What is being asked>
Quote the records in full and leave their pictures out.

Supplied records>
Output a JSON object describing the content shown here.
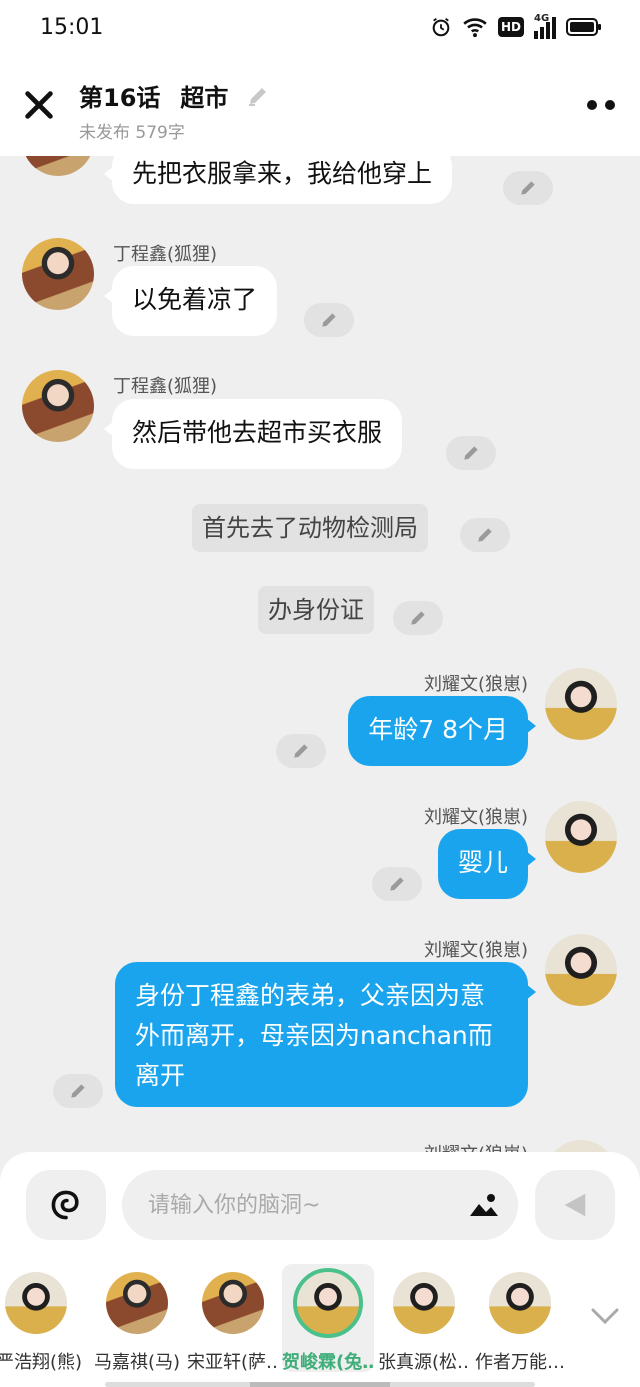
{
  "status_bar": {
    "time": "15:01",
    "network": "4G",
    "hd": "HD"
  },
  "header": {
    "chapter": "第16话",
    "title": "超市",
    "subtitle": "未发布 579字"
  },
  "messages": [
    {
      "type": "left",
      "name": "",
      "text": "先把衣服拿来，我给他穿上"
    },
    {
      "type": "left",
      "name": "丁程鑫(狐狸)",
      "text": "以免着凉了"
    },
    {
      "type": "left",
      "name": "丁程鑫(狐狸)",
      "text": "然后带他去超市买衣服"
    },
    {
      "type": "narration",
      "text": "首先去了动物检测局"
    },
    {
      "type": "narration",
      "text": "办身份证"
    },
    {
      "type": "right",
      "name": "刘耀文(狼崽)",
      "text": "年龄7 8个月"
    },
    {
      "type": "right",
      "name": "刘耀文(狼崽)",
      "text": "婴儿"
    },
    {
      "type": "right",
      "name": "刘耀文(狼崽)",
      "text": "身份丁程鑫的表弟，父亲因为意外而离开，母亲因为nanchan而离开"
    },
    {
      "type": "right",
      "name": "刘耀文(狼崽)",
      "text": ""
    }
  ],
  "input": {
    "placeholder": "请输入你的脑洞~"
  },
  "characters": [
    {
      "name": "严浩翔(熊)",
      "selected": false
    },
    {
      "name": "马嘉祺(马)",
      "selected": false
    },
    {
      "name": "宋亚轩(萨…",
      "selected": false
    },
    {
      "name": "贺峻霖(兔…",
      "selected": true
    },
    {
      "name": "张真源(松…",
      "selected": false
    },
    {
      "name": "作者万能…",
      "selected": false
    }
  ],
  "colors": {
    "accent": "#1aa4ee",
    "selected": "#4ac18a"
  }
}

Exercise response>
Output a JSON object describing the content shown here.
{
  "status_bar": {
    "time": "15:01",
    "network": "4G",
    "hd": "HD"
  },
  "header": {
    "chapter": "第16话",
    "title": "超市",
    "subtitle": "未发布 579字"
  },
  "messages": [
    {
      "type": "left",
      "name": "",
      "text": "先把衣服拿来，我给他穿上"
    },
    {
      "type": "left",
      "name": "丁程鑫(狐狸)",
      "text": "以免着凉了"
    },
    {
      "type": "left",
      "name": "丁程鑫(狐狸)",
      "text": "然后带他去超市买衣服"
    },
    {
      "type": "narration",
      "text": "首先去了动物检测局"
    },
    {
      "type": "narration",
      "text": "办身份证"
    },
    {
      "type": "right",
      "name": "刘耀文(狼崽)",
      "text": "年龄7 8个月"
    },
    {
      "type": "right",
      "name": "刘耀文(狼崽)",
      "text": "婴儿"
    },
    {
      "type": "right",
      "name": "刘耀文(狼崽)",
      "text": "身份丁程鑫的表弟，父亲因为意外而离开，母亲因为nanchan而离开"
    },
    {
      "type": "right",
      "name": "刘耀文(狼崽)",
      "text": ""
    }
  ],
  "input": {
    "placeholder": "请输入你的脑洞~"
  },
  "characters": [
    {
      "name": "严浩翔(熊)",
      "selected": false
    },
    {
      "name": "马嘉祺(马)",
      "selected": false
    },
    {
      "name": "宋亚轩(萨…",
      "selected": false
    },
    {
      "name": "贺峻霖(兔…",
      "selected": true
    },
    {
      "name": "张真源(松…",
      "selected": false
    },
    {
      "name": "作者万能…",
      "selected": false
    }
  ],
  "colors": {
    "accent": "#1aa4ee",
    "selected": "#4ac18a"
  }
}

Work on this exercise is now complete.